[Start AVAILABLE DATA]

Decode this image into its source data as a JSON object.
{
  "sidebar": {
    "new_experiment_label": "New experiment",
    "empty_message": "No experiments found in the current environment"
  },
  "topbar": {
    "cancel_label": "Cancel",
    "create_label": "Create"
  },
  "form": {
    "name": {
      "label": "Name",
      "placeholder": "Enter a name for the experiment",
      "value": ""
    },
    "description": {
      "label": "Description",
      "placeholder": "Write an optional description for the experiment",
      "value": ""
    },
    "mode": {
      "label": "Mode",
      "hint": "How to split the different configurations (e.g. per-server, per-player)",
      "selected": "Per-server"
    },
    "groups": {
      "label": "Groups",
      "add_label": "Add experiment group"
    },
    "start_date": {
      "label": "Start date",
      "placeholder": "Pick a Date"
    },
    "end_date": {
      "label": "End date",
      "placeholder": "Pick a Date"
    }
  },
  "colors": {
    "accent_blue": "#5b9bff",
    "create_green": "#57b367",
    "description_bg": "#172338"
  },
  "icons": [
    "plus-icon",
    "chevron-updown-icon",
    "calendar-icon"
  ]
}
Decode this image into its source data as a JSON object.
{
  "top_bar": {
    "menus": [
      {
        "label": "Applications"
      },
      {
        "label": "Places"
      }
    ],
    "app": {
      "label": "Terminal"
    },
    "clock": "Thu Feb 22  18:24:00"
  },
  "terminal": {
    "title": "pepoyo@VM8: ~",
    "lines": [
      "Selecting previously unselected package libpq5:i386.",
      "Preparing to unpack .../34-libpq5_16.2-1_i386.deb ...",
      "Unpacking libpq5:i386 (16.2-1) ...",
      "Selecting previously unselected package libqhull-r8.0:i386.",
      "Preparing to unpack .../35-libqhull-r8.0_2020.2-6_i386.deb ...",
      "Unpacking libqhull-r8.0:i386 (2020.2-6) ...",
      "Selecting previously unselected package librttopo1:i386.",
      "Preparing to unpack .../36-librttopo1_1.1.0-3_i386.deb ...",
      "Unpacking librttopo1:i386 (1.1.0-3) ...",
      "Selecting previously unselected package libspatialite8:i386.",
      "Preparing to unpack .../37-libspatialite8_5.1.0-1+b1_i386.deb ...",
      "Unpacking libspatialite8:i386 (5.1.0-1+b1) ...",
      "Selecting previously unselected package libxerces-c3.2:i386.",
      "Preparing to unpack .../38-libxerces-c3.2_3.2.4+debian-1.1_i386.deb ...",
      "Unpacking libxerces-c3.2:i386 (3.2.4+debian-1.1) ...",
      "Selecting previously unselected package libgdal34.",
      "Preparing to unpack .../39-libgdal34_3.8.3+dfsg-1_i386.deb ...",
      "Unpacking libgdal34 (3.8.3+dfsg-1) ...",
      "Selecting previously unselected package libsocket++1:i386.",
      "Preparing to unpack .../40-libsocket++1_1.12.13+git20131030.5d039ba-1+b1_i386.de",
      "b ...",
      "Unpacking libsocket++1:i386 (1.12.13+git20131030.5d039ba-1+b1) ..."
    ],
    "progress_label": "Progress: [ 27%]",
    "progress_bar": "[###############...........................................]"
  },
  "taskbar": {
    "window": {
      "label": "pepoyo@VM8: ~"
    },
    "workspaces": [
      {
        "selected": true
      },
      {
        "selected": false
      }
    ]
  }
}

[End AVAILABLE DATA]

### WHAT YOU NEED TO DO
Reproduce the complete set of lines precisely as supplied.

### SOLUTION TO THE EXERCISE
Decode this image into its source data as a JSON object.
{
  "sidebar": {
    "new_experiment_label": "New experiment",
    "empty_message": "No experiments found in the current environment"
  },
  "topbar": {
    "cancel_label": "Cancel",
    "create_label": "Create"
  },
  "form": {
    "name": {
      "label": "Name",
      "placeholder": "Enter a name for the experiment",
      "value": ""
    },
    "description": {
      "label": "Description",
      "placeholder": "Write an optional description for the experiment",
      "value": ""
    },
    "mode": {
      "label": "Mode",
      "hint": "How to split the different configurations (e.g. per-server, per-player)",
      "selected": "Per-server"
    },
    "groups": {
      "label": "Groups",
      "add_label": "Add experiment group"
    },
    "start_date": {
      "label": "Start date",
      "placeholder": "Pick a Date"
    },
    "end_date": {
      "label": "End date",
      "placeholder": "Pick a Date"
    }
  },
  "colors": {
    "accent_blue": "#5b9bff",
    "create_green": "#57b367",
    "description_bg": "#172338"
  },
  "icons": [
    "plus-icon",
    "chevron-updown-icon",
    "calendar-icon"
  ]
}
Decode this image into its source data as a JSON object.
{
  "top_bar": {
    "menus": [
      {
        "label": "Applications"
      },
      {
        "label": "Places"
      }
    ],
    "app": {
      "label": "Terminal"
    },
    "clock": "Thu Feb 22  18:24:00"
  },
  "terminal": {
    "title": "pepoyo@VM8: ~",
    "lines": [
      "Selecting previously unselected package libpq5:i386.",
      "Preparing to unpack .../34-libpq5_16.2-1_i386.deb ...",
      "Unpacking libpq5:i386 (16.2-1) ...",
      "Selecting previously unselected package libqhull-r8.0:i386.",
      "Preparing to unpack .../35-libqhull-r8.0_2020.2-6_i386.deb ...",
      "Unpacking libqhull-r8.0:i386 (2020.2-6) ...",
      "Selecting previously unselected package librttopo1:i386.",
      "Preparing to unpack .../36-librttopo1_1.1.0-3_i386.deb ...",
      "Unpacking librttopo1:i386 (1.1.0-3) ...",
      "Selecting previously unselected package libspatialite8:i386.",
      "Preparing to unpack .../37-libspatialite8_5.1.0-1+b1_i386.deb ...",
      "Unpacking libspatialite8:i386 (5.1.0-1+b1) ...",
      "Selecting previously unselected package libxerces-c3.2:i386.",
      "Preparing to unpack .../38-libxerces-c3.2_3.2.4+debian-1.1_i386.deb ...",
      "Unpacking libxerces-c3.2:i386 (3.2.4+debian-1.1) ...",
      "Selecting previously unselected package libgdal34.",
      "Preparing to unpack .../39-libgdal34_3.8.3+dfsg-1_i386.deb ...",
      "Unpacking libgdal34 (3.8.3+dfsg-1) ...",
      "Selecting previously unselected package libsocket++1:i386.",
      "Preparing to unpack .../40-libsocket++1_1.12.13+git20131030.5d039ba-1+b1_i386.de",
      "b ...",
      "Unpacking libsocket++1:i386 (1.12.13+git20131030.5d039ba-1+b1) ..."
    ],
    "progress_label": "Progress: [ 27%]",
    "progress_bar": "[###############...........................................]"
  },
  "taskbar": {
    "window": {
      "label": "pepoyo@VM8: ~"
    },
    "workspaces": [
      {
        "selected": true
      },
      {
        "selected": false
      }
    ]
  }
}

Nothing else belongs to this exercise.